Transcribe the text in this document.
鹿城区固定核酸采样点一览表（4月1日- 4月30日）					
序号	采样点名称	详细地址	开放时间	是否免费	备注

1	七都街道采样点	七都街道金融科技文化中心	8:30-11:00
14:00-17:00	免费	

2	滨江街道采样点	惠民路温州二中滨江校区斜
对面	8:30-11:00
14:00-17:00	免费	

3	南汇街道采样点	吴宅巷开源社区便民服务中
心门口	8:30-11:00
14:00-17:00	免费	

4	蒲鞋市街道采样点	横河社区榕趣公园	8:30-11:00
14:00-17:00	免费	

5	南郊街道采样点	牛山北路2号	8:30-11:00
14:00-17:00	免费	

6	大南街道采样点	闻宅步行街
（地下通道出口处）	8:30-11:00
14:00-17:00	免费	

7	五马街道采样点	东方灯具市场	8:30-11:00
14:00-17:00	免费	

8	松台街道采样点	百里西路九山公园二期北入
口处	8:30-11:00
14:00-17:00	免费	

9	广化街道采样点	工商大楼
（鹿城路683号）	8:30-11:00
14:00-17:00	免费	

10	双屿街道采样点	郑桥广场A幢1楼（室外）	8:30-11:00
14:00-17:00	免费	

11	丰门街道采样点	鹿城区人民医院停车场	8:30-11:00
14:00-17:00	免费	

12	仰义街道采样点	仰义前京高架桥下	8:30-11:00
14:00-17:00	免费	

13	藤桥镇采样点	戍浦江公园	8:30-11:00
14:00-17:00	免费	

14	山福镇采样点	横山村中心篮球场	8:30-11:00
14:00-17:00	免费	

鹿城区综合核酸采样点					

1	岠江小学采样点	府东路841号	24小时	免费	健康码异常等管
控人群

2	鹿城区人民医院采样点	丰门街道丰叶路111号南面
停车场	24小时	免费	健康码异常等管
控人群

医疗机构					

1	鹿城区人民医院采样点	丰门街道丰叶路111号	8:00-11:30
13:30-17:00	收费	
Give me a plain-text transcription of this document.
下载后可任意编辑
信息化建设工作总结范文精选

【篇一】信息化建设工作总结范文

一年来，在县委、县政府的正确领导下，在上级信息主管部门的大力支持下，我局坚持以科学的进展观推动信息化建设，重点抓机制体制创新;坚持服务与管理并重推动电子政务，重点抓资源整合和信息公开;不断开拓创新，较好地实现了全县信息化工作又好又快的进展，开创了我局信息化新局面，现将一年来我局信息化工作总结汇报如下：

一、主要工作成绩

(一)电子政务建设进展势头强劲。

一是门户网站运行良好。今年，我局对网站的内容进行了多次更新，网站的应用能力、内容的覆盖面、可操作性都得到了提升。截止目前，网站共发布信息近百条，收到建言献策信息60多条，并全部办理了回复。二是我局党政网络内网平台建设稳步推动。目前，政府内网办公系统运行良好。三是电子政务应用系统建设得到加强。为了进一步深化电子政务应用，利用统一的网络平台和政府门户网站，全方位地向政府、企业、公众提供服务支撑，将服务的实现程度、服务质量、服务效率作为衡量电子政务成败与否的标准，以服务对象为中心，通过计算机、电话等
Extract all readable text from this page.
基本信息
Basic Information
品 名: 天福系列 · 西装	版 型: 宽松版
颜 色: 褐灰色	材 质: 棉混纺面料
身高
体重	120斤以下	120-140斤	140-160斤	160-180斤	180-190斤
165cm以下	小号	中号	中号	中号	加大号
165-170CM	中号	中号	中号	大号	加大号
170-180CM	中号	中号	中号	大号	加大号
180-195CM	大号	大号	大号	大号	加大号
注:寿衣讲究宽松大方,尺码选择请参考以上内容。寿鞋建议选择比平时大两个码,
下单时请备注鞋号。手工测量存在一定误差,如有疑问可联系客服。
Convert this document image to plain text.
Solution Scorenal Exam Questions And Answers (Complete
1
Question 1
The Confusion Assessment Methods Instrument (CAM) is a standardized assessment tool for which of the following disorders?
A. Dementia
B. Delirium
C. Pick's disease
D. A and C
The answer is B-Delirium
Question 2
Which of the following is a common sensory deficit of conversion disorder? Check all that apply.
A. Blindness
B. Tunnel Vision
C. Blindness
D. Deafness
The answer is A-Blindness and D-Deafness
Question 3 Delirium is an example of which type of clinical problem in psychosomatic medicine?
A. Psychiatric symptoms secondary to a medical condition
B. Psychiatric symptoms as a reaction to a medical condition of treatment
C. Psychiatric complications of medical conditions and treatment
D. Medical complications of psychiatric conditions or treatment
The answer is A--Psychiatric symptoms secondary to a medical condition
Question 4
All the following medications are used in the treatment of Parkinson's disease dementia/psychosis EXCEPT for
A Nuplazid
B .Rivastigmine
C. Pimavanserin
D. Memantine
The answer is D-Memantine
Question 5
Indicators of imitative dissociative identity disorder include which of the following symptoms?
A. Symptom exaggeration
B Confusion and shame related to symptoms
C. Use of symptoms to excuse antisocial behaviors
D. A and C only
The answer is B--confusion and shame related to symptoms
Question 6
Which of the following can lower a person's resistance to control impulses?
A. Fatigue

Set problem —
Report only the number of lines that hold the string "Deafness" in this listing.

Worked solution —
2